Saved data entries
* * *

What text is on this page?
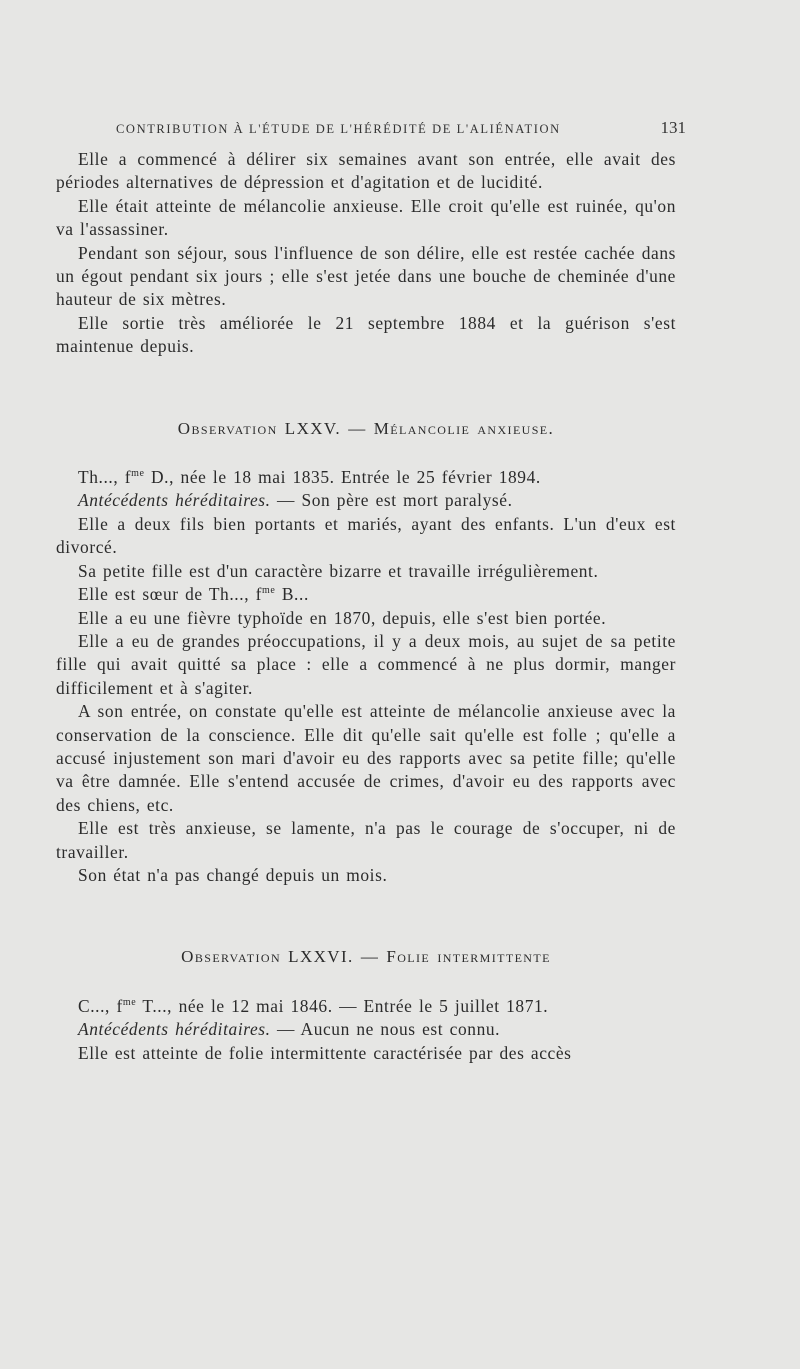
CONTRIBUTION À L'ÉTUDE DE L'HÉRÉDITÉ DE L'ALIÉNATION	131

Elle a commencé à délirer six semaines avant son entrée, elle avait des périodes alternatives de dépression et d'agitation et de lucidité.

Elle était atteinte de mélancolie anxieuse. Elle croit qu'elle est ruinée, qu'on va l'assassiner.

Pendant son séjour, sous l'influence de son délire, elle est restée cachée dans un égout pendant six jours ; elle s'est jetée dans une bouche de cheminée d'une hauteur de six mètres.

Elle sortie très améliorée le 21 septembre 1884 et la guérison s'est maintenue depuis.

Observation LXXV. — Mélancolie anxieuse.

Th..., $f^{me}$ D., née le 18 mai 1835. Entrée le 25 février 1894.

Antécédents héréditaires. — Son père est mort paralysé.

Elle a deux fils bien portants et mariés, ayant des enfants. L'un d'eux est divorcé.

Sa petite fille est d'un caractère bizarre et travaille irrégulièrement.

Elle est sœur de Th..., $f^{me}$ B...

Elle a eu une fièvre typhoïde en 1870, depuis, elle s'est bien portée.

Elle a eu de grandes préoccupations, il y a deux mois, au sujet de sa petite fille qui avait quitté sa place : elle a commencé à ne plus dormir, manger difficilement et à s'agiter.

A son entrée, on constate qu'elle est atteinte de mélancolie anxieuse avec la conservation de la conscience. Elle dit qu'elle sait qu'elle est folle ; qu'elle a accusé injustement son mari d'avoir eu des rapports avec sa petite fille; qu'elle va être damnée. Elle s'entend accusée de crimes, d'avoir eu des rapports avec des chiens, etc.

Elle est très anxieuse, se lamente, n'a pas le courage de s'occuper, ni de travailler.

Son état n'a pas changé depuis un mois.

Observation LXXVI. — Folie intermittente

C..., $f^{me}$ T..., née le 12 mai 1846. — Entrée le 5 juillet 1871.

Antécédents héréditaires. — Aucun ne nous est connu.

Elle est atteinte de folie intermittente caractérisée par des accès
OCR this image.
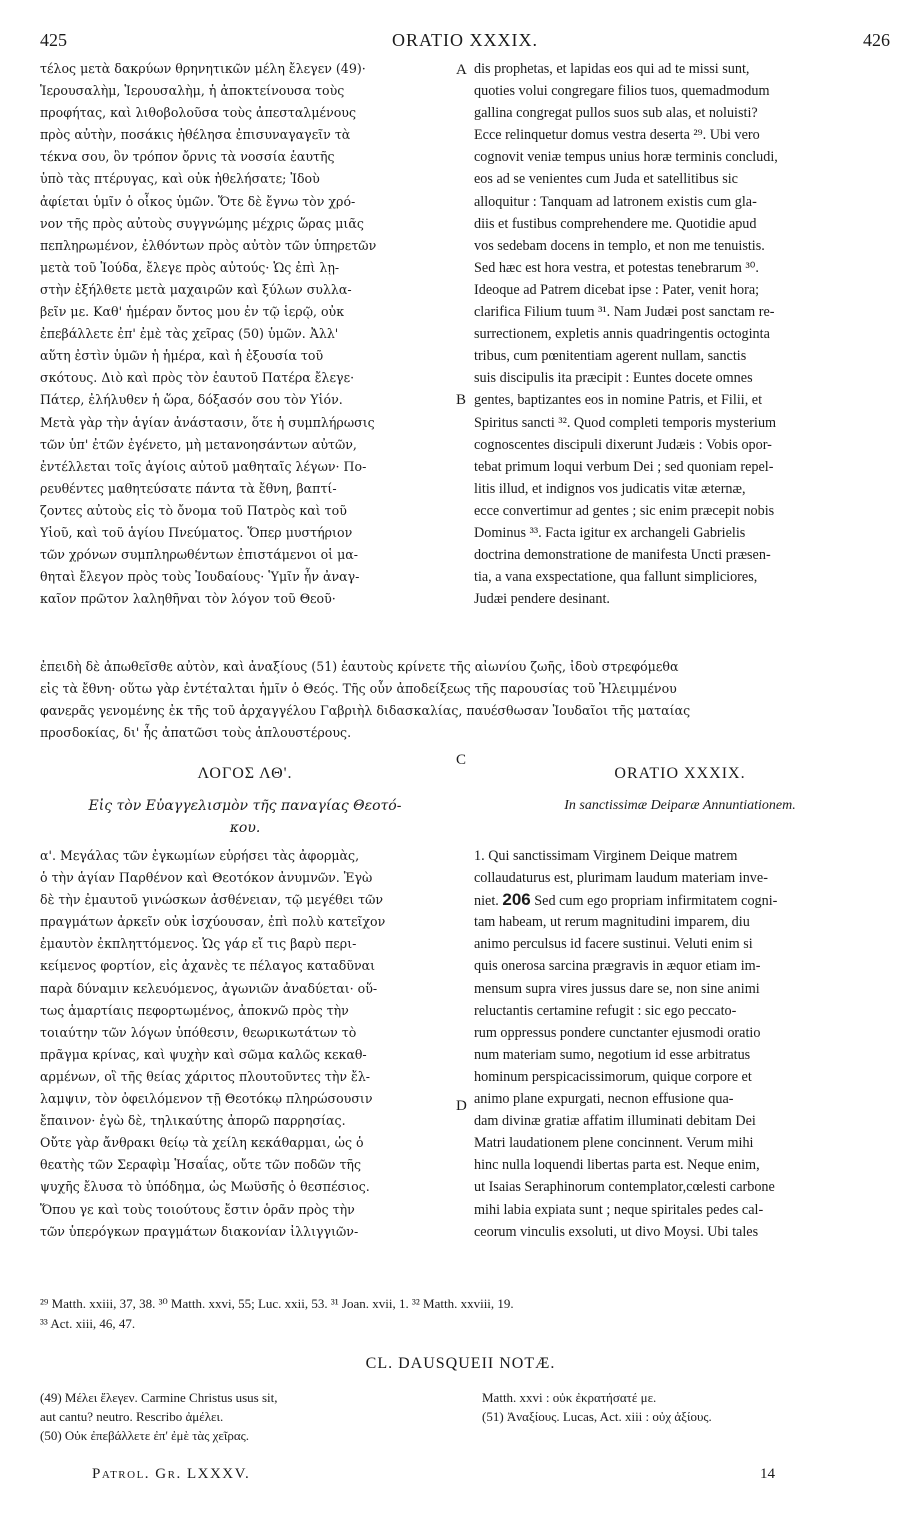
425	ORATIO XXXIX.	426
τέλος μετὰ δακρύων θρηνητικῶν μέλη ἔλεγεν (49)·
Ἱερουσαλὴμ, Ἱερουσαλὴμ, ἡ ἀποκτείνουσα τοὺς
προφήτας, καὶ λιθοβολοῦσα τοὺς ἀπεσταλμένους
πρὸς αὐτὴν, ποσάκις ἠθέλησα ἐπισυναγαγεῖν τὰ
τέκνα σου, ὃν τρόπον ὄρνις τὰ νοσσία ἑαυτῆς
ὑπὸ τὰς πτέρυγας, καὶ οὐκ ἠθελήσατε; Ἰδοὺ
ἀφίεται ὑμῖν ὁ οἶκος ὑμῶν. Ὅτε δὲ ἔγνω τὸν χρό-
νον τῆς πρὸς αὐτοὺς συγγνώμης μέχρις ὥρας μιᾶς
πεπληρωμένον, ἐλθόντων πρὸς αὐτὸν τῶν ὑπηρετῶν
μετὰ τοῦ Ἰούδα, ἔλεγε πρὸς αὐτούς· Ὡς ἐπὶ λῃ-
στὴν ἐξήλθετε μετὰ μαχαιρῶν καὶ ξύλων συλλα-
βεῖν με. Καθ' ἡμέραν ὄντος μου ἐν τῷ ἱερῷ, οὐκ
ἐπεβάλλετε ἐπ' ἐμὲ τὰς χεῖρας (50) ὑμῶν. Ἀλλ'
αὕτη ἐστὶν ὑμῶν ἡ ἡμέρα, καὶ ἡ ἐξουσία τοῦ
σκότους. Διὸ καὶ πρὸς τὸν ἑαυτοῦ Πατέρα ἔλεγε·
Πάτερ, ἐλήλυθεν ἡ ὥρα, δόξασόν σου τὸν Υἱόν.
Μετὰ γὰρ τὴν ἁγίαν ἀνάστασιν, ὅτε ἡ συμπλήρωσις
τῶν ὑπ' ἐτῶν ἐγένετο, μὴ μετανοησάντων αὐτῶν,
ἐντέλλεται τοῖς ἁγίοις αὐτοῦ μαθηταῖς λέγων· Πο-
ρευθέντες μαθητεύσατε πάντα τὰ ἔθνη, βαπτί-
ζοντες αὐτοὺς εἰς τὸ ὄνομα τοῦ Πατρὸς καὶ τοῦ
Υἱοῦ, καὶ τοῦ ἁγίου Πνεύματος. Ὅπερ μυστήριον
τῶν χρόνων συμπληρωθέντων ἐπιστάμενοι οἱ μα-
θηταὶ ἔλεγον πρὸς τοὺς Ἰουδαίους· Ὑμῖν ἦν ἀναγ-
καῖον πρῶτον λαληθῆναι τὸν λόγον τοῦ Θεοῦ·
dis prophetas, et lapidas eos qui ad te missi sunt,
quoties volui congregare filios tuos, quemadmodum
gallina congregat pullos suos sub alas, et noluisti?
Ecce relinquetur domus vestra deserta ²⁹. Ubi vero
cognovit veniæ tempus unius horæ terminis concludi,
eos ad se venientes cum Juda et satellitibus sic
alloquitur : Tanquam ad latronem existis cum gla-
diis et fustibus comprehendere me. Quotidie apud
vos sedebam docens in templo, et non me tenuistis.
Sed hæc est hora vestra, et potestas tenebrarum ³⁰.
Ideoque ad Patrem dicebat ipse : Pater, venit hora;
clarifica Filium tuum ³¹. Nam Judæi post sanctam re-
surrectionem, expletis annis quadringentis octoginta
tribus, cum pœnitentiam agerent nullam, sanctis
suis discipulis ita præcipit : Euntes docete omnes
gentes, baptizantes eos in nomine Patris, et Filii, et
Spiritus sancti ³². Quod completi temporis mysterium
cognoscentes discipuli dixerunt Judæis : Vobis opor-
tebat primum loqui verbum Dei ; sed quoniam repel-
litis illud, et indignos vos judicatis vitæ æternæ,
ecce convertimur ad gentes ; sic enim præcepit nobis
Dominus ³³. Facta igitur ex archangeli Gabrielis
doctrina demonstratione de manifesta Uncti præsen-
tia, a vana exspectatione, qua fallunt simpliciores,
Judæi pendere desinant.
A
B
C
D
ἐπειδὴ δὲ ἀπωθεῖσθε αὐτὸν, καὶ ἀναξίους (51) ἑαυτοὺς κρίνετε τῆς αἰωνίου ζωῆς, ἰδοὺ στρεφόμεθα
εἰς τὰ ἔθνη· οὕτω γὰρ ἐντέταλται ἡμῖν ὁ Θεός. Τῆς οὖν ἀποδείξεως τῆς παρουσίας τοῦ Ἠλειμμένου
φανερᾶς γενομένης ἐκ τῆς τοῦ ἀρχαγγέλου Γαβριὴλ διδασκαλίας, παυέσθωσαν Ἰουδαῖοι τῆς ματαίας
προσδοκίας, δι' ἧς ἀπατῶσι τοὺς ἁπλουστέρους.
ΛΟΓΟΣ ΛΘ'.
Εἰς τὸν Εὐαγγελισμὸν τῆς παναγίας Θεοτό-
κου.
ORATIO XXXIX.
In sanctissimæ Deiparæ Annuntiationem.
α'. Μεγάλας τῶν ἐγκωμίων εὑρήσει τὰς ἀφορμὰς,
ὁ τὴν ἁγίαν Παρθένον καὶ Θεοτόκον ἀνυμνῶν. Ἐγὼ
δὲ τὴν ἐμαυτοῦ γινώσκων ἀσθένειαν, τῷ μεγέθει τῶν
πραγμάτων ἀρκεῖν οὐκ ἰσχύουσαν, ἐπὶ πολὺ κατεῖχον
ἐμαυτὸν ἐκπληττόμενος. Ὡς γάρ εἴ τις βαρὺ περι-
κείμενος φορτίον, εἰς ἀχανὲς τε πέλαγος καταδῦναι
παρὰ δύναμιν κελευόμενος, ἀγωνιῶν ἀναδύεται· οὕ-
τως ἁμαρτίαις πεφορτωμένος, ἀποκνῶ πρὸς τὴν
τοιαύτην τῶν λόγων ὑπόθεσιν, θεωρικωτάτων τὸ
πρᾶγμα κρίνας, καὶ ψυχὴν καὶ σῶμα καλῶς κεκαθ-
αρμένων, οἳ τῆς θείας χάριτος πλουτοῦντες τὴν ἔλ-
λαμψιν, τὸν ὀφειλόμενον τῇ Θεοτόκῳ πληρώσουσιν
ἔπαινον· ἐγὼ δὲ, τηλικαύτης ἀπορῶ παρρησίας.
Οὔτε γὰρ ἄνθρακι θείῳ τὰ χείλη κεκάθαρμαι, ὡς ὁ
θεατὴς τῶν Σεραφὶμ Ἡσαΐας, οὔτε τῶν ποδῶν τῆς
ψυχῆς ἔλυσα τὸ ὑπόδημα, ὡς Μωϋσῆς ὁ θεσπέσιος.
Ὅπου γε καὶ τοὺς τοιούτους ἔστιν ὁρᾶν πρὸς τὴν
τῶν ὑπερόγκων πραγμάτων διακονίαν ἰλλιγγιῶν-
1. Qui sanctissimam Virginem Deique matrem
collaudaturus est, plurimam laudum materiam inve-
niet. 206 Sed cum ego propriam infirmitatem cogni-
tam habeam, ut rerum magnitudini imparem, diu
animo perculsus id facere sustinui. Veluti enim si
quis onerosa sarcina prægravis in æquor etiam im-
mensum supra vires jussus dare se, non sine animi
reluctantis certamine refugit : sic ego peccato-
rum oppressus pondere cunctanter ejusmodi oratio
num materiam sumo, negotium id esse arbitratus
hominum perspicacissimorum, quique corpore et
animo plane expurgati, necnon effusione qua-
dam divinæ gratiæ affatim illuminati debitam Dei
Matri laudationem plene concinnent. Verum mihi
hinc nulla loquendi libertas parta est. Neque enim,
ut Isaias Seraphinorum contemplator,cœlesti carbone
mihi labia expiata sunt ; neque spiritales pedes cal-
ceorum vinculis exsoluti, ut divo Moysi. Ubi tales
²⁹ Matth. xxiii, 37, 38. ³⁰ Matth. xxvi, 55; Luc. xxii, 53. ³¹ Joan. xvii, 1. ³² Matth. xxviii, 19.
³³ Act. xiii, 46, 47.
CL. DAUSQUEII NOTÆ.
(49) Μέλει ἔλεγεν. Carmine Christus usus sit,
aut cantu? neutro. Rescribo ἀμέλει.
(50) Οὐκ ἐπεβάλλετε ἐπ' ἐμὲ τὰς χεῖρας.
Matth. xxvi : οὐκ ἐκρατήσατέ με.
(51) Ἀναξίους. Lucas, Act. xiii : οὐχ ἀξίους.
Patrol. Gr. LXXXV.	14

* * *

Gather all lines with the string "deux" from the data.

Elle a deux fils bien portants et mariés, ayant des enfants. L'un d'eux est divorcé.
Elle a eu de grandes préoccupations, il y a deux mois, au sujet de sa petite fille qui avait quitté sa place : elle a commencé à ne plus dormir, manger difficilement et à s'agiter.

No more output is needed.